» Given instruction
Pull out every line containing the string "ConvBlock".

» Available records
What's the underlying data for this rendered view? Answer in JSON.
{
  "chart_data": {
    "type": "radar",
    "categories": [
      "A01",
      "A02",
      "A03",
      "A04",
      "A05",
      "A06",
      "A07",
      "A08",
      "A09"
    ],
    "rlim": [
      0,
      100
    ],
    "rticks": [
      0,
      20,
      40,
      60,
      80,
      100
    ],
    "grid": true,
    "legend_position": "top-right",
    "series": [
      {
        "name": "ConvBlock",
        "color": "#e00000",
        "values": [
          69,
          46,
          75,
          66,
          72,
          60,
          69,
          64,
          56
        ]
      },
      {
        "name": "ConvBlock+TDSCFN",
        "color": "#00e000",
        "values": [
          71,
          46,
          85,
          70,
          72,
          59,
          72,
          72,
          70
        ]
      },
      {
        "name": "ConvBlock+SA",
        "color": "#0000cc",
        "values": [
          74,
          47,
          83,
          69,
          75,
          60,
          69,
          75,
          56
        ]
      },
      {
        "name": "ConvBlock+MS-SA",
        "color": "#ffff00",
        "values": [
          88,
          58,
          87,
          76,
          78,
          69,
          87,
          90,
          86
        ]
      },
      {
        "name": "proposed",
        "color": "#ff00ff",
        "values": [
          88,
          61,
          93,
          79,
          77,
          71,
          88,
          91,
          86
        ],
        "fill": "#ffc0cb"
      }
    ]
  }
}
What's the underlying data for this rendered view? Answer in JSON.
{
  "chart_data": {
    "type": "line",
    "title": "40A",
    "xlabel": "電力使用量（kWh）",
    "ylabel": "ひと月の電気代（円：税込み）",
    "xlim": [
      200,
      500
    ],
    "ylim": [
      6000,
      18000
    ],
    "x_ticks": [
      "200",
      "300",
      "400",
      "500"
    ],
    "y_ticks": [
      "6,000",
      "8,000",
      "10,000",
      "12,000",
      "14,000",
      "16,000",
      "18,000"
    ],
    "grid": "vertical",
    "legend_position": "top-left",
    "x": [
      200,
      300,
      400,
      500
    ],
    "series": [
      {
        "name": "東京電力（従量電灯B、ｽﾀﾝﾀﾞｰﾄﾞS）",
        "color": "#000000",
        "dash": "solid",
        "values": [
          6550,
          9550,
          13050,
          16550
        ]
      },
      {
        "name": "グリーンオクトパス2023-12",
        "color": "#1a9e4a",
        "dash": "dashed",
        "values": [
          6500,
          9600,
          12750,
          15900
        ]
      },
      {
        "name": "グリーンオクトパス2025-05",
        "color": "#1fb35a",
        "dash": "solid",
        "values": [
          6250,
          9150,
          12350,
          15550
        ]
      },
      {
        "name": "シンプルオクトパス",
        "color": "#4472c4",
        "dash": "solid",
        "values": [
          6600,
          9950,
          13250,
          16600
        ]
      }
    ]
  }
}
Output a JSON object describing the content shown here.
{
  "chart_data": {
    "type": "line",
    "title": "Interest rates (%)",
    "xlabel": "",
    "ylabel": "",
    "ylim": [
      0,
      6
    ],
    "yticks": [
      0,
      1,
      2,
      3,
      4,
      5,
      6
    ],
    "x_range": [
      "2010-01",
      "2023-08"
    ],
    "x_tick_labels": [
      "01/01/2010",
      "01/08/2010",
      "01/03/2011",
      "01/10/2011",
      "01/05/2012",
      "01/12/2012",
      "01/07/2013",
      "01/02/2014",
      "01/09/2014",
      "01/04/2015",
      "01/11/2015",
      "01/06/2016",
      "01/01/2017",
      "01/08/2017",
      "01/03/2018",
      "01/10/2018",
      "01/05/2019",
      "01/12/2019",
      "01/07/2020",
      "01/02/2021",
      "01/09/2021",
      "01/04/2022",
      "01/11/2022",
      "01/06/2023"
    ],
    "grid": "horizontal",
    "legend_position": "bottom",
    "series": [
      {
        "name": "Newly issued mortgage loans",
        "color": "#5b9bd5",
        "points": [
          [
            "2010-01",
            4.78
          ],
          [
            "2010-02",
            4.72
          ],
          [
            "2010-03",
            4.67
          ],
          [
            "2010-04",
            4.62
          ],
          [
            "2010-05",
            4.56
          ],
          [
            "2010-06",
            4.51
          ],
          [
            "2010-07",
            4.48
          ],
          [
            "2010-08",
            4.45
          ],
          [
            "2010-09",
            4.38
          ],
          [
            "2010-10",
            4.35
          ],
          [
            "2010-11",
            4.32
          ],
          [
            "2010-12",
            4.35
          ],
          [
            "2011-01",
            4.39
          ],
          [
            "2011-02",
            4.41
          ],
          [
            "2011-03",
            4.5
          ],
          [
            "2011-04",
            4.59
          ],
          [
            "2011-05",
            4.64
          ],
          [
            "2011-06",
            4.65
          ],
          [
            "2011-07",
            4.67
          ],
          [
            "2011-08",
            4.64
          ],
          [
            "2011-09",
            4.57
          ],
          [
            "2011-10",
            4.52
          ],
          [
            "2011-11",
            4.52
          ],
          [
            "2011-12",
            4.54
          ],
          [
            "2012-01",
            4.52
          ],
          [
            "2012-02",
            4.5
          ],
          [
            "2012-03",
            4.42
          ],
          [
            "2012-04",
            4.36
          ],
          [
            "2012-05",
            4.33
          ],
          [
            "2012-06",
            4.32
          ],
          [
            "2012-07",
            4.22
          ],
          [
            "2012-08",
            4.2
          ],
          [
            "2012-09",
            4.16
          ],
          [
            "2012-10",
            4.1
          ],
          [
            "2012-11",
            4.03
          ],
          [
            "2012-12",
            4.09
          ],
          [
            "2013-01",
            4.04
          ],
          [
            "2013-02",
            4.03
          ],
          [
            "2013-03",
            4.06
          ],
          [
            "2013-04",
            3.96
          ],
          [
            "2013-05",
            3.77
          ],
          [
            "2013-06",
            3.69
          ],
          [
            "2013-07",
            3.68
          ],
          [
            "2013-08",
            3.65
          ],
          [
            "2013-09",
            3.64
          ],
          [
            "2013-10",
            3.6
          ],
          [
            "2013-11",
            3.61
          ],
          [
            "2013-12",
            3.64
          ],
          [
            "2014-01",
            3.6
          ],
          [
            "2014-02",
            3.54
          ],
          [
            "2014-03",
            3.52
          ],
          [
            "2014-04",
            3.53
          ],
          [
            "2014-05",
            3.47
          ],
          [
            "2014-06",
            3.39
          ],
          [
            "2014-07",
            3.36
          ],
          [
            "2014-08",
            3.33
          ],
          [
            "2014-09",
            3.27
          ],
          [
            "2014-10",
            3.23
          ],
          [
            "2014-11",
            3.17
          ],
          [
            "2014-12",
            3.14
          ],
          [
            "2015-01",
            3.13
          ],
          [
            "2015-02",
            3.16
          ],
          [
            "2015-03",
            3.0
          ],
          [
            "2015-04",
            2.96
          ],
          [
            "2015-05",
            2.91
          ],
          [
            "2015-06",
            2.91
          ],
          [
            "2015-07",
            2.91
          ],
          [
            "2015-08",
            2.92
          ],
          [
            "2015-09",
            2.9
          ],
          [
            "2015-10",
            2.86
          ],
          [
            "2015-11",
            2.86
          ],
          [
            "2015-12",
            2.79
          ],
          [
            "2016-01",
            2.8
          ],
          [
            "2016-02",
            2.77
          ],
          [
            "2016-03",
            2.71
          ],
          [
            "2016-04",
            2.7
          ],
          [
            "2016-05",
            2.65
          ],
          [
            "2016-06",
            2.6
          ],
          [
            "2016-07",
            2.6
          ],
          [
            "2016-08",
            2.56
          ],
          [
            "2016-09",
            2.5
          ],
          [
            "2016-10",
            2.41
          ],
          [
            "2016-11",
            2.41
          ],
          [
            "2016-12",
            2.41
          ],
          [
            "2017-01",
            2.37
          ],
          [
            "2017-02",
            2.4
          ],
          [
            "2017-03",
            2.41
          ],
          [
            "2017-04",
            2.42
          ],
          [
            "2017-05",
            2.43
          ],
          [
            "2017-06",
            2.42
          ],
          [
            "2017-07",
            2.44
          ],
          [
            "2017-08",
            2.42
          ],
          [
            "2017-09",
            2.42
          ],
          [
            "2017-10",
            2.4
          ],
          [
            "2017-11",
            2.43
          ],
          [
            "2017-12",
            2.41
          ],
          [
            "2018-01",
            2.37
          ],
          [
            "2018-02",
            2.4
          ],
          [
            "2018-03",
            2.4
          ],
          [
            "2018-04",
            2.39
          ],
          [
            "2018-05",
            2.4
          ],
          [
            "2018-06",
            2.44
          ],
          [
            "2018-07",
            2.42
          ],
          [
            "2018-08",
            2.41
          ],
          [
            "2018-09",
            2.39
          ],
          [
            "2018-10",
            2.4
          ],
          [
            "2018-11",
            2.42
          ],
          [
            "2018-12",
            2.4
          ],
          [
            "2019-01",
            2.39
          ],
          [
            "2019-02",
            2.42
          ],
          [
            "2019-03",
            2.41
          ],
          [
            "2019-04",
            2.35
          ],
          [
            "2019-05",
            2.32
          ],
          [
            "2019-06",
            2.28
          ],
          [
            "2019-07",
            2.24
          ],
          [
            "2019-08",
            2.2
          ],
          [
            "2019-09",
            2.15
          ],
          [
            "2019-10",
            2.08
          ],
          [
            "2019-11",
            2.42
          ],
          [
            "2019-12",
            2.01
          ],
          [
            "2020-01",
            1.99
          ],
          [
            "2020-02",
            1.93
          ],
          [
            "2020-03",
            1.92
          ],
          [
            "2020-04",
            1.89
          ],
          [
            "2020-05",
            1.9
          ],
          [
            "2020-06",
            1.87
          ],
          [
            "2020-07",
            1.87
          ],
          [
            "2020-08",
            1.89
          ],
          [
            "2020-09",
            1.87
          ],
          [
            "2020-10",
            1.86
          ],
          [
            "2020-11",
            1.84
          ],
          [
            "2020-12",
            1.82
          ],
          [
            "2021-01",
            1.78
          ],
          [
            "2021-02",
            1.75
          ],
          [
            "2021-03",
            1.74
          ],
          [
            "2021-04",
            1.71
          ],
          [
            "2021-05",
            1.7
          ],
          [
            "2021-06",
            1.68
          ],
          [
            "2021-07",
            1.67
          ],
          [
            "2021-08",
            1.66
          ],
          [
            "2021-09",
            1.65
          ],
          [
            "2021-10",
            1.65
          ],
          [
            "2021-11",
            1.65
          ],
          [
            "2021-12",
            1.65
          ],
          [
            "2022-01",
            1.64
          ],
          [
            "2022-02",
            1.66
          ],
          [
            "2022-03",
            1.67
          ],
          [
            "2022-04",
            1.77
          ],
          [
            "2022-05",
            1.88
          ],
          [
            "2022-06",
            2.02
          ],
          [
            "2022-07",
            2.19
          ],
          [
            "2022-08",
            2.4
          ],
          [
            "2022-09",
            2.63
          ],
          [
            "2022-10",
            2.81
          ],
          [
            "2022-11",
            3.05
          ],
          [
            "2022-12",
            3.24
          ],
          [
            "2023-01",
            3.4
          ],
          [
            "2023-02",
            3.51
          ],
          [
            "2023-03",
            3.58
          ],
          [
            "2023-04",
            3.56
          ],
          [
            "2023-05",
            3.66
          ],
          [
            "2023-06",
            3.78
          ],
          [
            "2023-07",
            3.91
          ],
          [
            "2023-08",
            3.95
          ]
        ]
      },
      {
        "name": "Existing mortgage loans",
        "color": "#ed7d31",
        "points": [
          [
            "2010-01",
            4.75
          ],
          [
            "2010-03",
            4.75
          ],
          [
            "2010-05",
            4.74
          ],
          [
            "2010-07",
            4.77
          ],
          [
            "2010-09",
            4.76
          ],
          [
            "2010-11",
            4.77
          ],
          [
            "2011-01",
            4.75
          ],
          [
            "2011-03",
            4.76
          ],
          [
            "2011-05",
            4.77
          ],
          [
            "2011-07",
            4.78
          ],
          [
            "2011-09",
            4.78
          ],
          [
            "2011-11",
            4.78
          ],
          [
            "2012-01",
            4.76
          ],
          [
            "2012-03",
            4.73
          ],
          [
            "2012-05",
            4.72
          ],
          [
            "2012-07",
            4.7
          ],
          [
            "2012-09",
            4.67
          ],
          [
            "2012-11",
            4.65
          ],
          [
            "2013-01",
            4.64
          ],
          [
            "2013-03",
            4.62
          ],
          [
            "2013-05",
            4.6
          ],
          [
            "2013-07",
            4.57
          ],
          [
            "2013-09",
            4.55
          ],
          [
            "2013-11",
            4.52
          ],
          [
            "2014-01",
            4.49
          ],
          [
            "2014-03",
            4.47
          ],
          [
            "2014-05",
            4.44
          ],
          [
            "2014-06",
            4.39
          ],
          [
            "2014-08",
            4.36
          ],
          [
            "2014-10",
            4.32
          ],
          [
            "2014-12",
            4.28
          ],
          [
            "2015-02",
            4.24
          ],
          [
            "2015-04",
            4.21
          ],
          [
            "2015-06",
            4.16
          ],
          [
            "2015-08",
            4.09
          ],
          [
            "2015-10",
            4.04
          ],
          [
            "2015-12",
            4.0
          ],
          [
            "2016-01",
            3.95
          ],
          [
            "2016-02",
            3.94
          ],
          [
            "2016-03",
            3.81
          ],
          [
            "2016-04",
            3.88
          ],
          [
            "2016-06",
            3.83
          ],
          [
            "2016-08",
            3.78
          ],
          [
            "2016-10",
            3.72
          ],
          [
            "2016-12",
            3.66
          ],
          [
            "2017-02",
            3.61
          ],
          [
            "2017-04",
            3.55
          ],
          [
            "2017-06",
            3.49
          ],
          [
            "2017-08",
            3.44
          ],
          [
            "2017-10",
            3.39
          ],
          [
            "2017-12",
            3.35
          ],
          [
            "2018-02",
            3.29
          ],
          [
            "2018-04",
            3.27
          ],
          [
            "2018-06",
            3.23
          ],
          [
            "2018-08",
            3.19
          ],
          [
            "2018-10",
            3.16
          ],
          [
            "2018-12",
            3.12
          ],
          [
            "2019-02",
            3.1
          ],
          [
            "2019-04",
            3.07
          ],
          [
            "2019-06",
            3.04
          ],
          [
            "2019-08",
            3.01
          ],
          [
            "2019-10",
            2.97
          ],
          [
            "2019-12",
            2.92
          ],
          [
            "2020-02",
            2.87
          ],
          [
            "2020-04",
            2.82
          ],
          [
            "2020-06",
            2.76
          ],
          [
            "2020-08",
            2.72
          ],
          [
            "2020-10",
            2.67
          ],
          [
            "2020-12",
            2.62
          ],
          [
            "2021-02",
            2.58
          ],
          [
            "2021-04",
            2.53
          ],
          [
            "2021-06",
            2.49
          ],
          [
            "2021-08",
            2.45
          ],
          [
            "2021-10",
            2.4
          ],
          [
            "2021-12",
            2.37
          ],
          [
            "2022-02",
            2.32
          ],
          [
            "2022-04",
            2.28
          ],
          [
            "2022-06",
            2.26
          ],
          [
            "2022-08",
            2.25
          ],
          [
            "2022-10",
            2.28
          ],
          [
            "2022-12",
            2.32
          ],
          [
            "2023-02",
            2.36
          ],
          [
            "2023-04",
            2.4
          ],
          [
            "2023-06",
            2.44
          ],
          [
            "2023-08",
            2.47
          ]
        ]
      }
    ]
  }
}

» The completed task
        "name": "ConvBlock",
        "name": "ConvBlock+TDSCFN",
        "name": "ConvBlock+SA",
        "name": "ConvBlock+MS-SA",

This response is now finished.